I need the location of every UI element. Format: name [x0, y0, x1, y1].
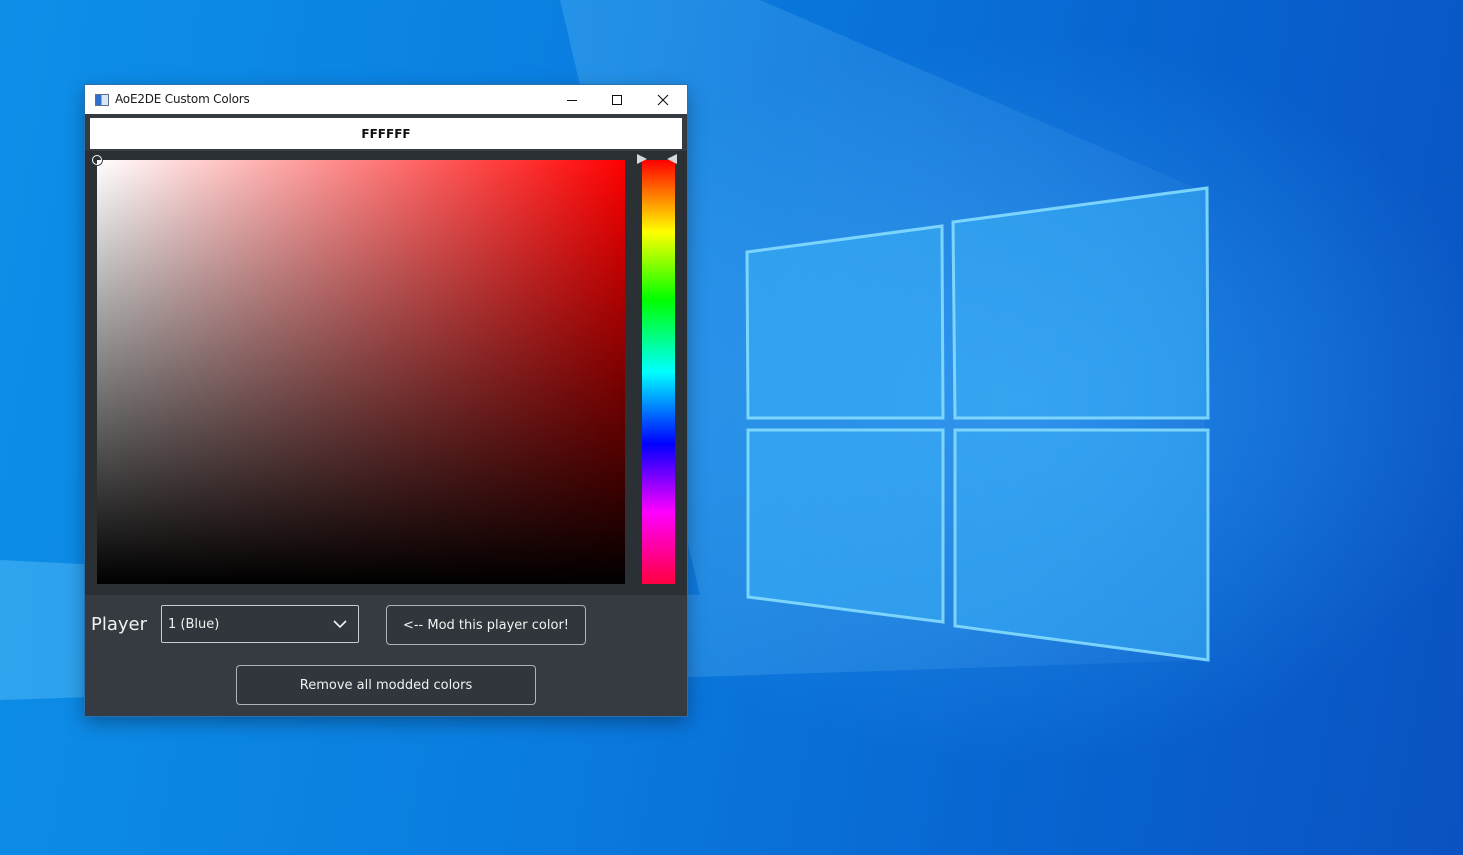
- window-title: AoE2DE Custom Colors: [115, 92, 250, 106]
- app-window-icon: [95, 94, 109, 106]
- hue-slider[interactable]: [642, 160, 675, 584]
- close-icon: [657, 94, 668, 105]
- remove-modded-colors-button[interactable]: Remove all modded colors: [236, 665, 536, 705]
- color-picker-area: [85, 151, 687, 595]
- maximize-icon: [611, 94, 622, 105]
- player-select[interactable]: 1 (Blue): [161, 605, 359, 643]
- color-picker-window: AoE2DE Custom Colors FFFFFF Player 1 (Bl…: [85, 85, 687, 716]
- player-select-value: 1 (Blue): [168, 617, 220, 632]
- mod-player-color-button[interactable]: <-- Mod this player color!: [386, 605, 586, 645]
- hue-slider-arrow-right-icon[interactable]: [667, 154, 677, 164]
- minimize-icon: [566, 99, 577, 101]
- maximize-button[interactable]: [594, 85, 639, 114]
- hue-slider-arrow-left-icon[interactable]: [637, 154, 647, 164]
- chevron-down-icon: [333, 620, 347, 629]
- minimize-button[interactable]: [549, 85, 594, 114]
- color-cursor-handle[interactable]: [92, 155, 102, 165]
- saturation-value-square[interactable]: [97, 160, 625, 584]
- player-label: Player: [91, 614, 148, 635]
- close-button[interactable]: [640, 85, 685, 114]
- window-titlebar[interactable]: AoE2DE Custom Colors: [85, 85, 687, 114]
- hex-value-display[interactable]: FFFFFF: [90, 118, 682, 149]
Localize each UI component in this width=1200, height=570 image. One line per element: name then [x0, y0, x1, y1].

= Description of the task =
Rewrite the material from the line with "- window-title: AoE2DE" to the line with "- player-select[interactable]: 1", putting "Player Colors" in place of "Custom Colors" and leaving everything else unchanged. Give only those lines.

= Full output =
- window-title: AoE2DE Player Colors: [115, 92, 250, 106]
- app-window-icon: [95, 94, 109, 106]
- hue-slider[interactable]: [642, 160, 675, 584]
- close-icon: [657, 94, 668, 105]
- remove-modded-colors-button[interactable]: Remove all modded colors: [236, 665, 536, 705]
- color-picker-area: [85, 151, 687, 595]
- maximize-icon: [611, 94, 622, 105]
- player-select[interactable]: 1 (Blue): [161, 605, 359, 643]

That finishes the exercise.